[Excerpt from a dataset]
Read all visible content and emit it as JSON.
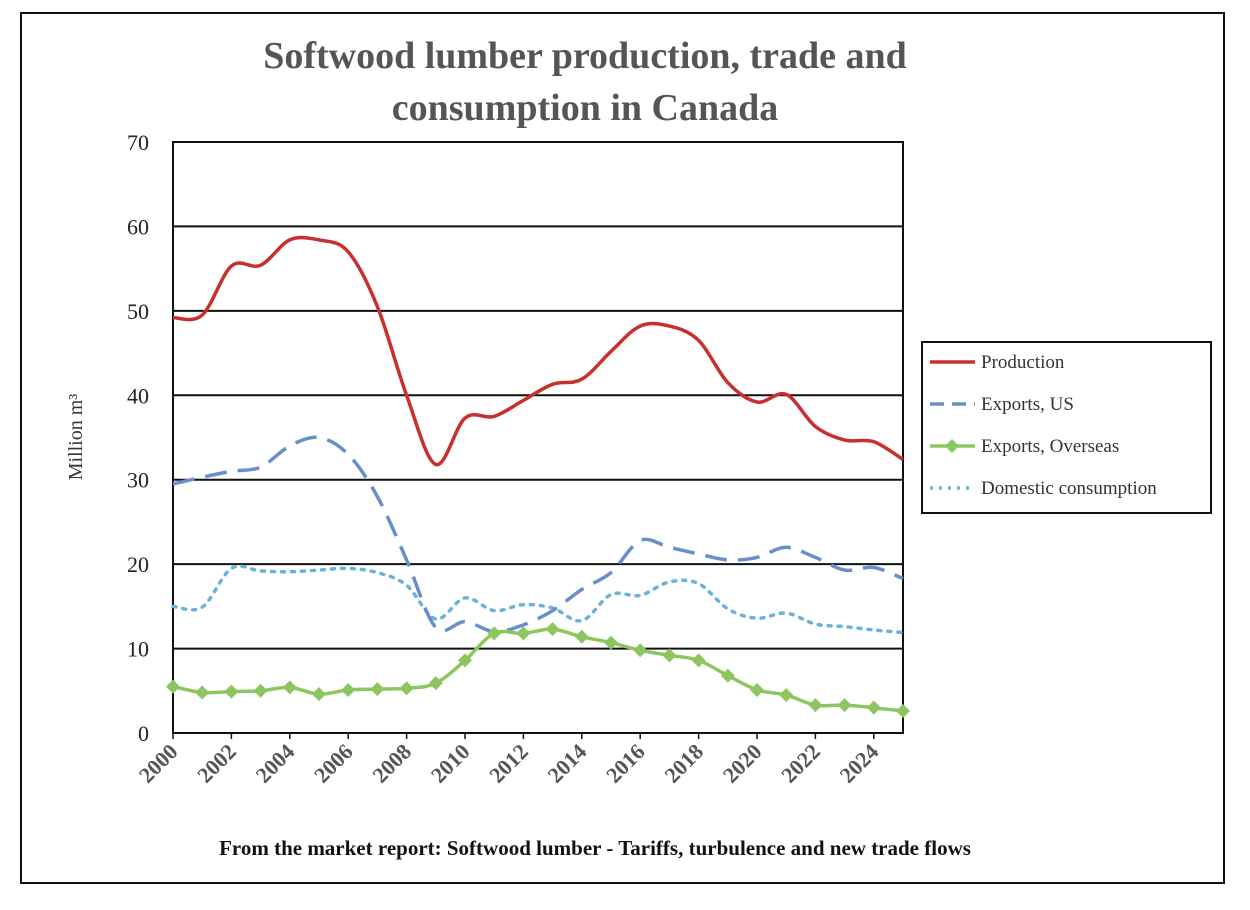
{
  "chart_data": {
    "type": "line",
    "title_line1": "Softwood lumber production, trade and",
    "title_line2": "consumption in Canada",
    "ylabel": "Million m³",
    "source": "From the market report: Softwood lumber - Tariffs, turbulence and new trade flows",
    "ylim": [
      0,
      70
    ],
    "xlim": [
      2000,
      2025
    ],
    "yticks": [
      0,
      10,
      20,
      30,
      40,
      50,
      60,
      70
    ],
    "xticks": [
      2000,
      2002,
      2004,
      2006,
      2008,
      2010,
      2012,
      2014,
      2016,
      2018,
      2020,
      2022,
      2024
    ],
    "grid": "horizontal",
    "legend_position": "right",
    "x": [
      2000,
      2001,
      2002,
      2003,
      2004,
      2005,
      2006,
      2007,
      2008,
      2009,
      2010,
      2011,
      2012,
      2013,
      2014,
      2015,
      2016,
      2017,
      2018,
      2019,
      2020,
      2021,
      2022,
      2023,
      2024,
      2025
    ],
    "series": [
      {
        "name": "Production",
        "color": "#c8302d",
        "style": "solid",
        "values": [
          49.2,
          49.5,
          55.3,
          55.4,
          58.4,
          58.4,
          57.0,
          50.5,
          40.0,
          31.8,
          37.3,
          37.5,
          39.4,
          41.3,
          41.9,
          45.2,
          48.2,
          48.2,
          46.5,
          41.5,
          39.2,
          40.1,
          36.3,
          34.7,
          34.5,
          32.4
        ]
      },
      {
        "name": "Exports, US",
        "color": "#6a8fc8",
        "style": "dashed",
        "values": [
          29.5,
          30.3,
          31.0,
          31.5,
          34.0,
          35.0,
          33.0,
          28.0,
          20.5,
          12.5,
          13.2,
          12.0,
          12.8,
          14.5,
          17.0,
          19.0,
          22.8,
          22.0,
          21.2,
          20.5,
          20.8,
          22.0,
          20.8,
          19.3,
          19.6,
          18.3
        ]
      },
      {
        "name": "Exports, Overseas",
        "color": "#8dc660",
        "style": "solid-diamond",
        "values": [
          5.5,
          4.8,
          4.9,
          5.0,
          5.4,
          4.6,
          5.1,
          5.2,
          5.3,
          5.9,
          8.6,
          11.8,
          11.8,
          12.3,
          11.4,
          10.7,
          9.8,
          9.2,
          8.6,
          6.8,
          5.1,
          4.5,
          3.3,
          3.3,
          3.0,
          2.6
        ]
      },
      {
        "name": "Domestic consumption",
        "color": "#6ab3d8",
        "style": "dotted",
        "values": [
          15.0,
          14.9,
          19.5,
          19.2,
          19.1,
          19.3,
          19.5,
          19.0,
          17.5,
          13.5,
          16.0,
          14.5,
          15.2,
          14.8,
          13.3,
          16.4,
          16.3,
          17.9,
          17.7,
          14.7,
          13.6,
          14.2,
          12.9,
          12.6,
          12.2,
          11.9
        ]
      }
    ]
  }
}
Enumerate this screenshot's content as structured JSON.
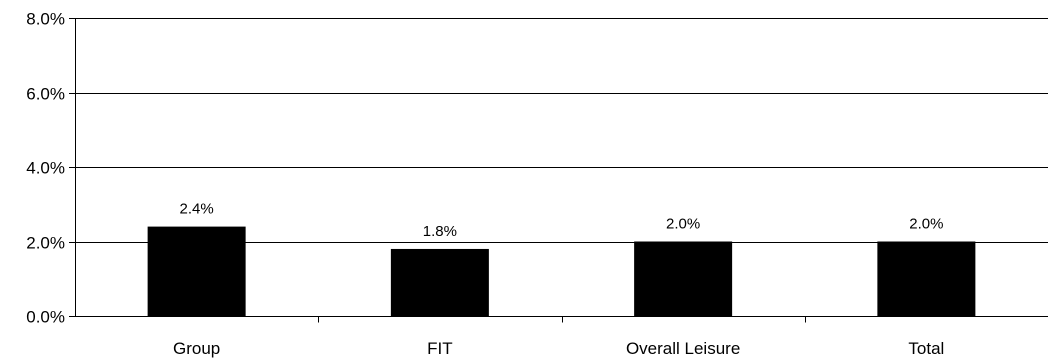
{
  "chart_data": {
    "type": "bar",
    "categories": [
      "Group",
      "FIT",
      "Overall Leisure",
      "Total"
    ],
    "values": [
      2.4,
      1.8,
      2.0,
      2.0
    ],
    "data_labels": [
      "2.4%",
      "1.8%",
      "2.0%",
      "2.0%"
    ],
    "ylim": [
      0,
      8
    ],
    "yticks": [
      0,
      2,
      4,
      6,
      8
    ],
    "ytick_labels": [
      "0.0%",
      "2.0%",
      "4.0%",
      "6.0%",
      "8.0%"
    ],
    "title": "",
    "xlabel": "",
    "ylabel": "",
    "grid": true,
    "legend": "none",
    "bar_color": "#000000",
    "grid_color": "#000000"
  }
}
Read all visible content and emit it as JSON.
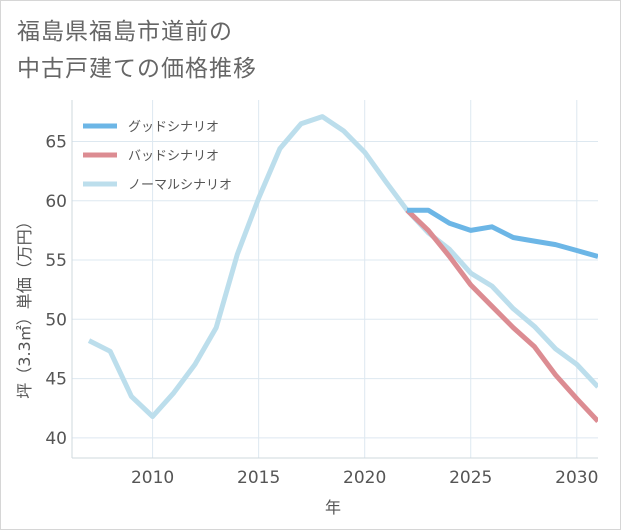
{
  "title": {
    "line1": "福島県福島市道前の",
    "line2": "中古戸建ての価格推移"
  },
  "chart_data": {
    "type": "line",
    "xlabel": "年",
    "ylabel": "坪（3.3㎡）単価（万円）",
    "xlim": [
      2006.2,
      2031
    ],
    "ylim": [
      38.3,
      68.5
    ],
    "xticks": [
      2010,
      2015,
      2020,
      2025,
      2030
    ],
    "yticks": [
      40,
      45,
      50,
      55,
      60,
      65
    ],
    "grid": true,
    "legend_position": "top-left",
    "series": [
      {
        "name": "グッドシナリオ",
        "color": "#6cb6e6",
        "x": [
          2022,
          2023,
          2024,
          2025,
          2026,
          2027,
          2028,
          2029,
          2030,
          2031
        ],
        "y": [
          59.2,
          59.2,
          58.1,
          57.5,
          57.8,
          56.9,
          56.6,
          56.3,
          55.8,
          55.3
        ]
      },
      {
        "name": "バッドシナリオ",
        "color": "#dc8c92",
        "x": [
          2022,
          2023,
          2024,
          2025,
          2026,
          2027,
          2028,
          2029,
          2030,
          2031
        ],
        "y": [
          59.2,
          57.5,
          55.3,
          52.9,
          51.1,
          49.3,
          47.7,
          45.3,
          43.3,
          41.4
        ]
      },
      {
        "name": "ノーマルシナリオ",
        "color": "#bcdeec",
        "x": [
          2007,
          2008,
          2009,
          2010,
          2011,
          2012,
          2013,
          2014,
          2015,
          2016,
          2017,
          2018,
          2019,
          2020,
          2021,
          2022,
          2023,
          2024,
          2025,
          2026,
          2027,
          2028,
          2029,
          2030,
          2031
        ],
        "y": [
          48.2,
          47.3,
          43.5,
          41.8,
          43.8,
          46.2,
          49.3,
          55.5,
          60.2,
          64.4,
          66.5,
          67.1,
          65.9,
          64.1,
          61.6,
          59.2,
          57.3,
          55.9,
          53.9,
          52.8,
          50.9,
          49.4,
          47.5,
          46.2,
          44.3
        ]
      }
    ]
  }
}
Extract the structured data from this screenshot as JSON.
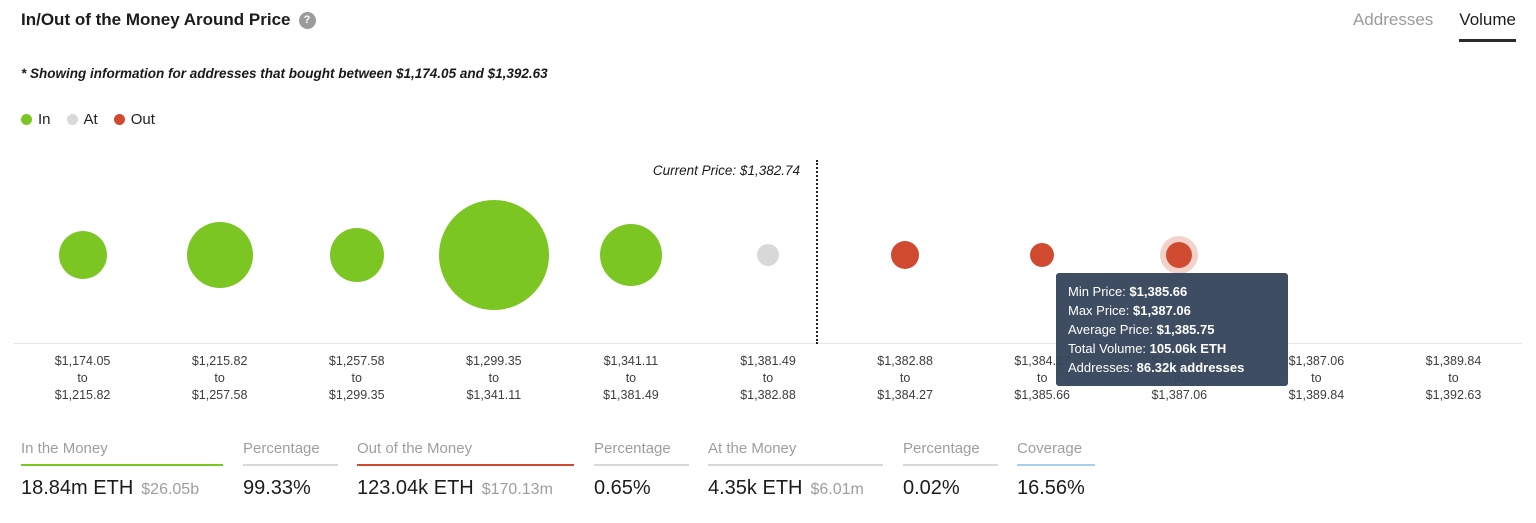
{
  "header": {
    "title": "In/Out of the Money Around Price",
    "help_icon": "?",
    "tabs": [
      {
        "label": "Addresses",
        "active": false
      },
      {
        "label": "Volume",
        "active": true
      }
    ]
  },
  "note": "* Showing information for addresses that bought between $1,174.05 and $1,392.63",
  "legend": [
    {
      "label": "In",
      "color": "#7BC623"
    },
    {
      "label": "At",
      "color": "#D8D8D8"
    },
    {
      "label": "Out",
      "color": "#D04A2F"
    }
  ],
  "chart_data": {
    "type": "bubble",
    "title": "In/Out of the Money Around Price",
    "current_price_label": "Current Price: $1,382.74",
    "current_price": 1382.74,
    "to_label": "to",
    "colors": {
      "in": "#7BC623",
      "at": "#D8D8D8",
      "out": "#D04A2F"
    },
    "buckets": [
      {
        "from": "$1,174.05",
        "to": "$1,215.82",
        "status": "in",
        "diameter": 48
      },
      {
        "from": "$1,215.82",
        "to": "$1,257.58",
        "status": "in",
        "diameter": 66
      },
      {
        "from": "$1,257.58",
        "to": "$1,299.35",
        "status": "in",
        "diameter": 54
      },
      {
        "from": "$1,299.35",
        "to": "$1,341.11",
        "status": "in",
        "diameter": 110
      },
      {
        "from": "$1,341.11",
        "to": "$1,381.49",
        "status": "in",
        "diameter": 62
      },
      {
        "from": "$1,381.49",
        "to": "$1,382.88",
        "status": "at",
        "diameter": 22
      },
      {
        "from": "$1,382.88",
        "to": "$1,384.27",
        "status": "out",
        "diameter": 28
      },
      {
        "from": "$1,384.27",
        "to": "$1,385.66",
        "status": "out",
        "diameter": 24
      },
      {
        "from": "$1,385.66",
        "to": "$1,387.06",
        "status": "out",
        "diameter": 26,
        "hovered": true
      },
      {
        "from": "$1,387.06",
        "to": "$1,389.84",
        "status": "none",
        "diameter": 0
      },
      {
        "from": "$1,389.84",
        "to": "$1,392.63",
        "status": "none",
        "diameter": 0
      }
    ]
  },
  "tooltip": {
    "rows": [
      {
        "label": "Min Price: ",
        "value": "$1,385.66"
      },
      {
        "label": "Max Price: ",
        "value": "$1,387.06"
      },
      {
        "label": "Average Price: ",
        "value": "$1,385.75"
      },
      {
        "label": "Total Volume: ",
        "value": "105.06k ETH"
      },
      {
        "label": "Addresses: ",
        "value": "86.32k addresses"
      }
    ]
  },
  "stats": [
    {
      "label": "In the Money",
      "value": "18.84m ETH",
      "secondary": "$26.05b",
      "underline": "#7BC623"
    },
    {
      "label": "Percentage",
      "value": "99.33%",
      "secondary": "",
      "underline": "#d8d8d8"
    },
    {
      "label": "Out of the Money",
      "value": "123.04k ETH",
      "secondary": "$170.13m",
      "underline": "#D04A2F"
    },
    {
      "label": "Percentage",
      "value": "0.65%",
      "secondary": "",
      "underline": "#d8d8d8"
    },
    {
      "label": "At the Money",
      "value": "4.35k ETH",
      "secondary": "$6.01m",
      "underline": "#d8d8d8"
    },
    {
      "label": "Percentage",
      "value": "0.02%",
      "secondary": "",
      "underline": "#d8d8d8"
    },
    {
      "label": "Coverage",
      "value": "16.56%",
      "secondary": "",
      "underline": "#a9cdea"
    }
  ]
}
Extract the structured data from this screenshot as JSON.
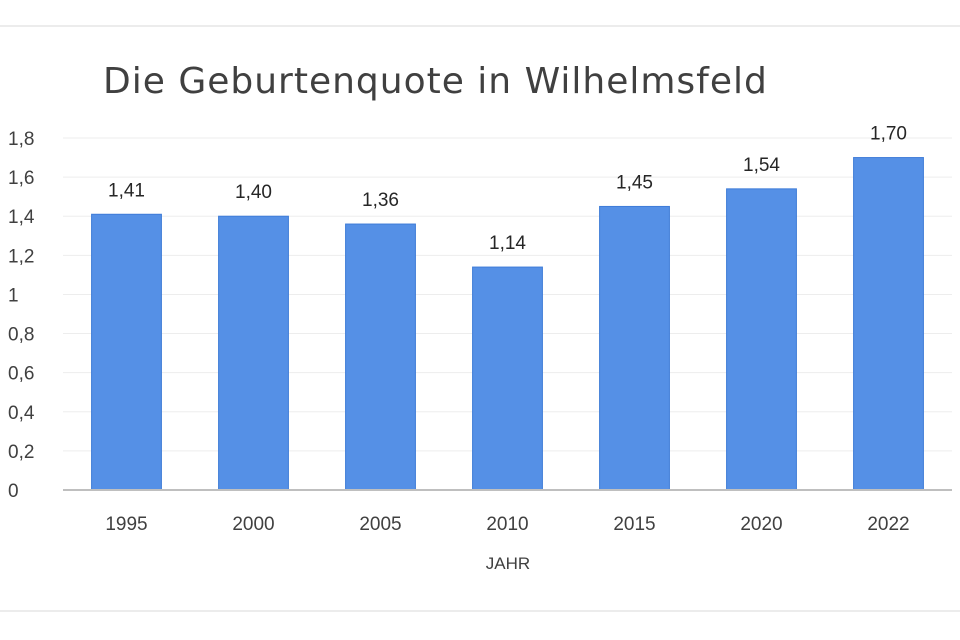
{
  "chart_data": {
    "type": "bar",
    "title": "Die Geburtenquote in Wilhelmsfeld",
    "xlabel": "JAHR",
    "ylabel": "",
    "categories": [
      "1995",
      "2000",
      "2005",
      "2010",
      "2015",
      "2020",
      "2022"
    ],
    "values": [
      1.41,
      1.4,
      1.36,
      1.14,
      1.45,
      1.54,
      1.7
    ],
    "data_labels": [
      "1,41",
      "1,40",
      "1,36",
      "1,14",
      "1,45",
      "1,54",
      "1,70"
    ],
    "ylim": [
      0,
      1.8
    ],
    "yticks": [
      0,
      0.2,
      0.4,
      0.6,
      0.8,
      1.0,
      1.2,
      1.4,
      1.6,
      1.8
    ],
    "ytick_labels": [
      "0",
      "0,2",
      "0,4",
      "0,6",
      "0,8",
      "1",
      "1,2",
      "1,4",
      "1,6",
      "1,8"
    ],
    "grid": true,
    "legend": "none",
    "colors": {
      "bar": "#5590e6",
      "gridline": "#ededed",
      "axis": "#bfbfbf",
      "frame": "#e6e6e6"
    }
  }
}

### What this task involves
Copy out each line of the data where the string "trade" appears.

### Answer to this task
    "title_line1": "Softwood lumber production, trade and",
    "source": "From the market report: Softwood lumber - Tariffs, turbulence and new trade flows",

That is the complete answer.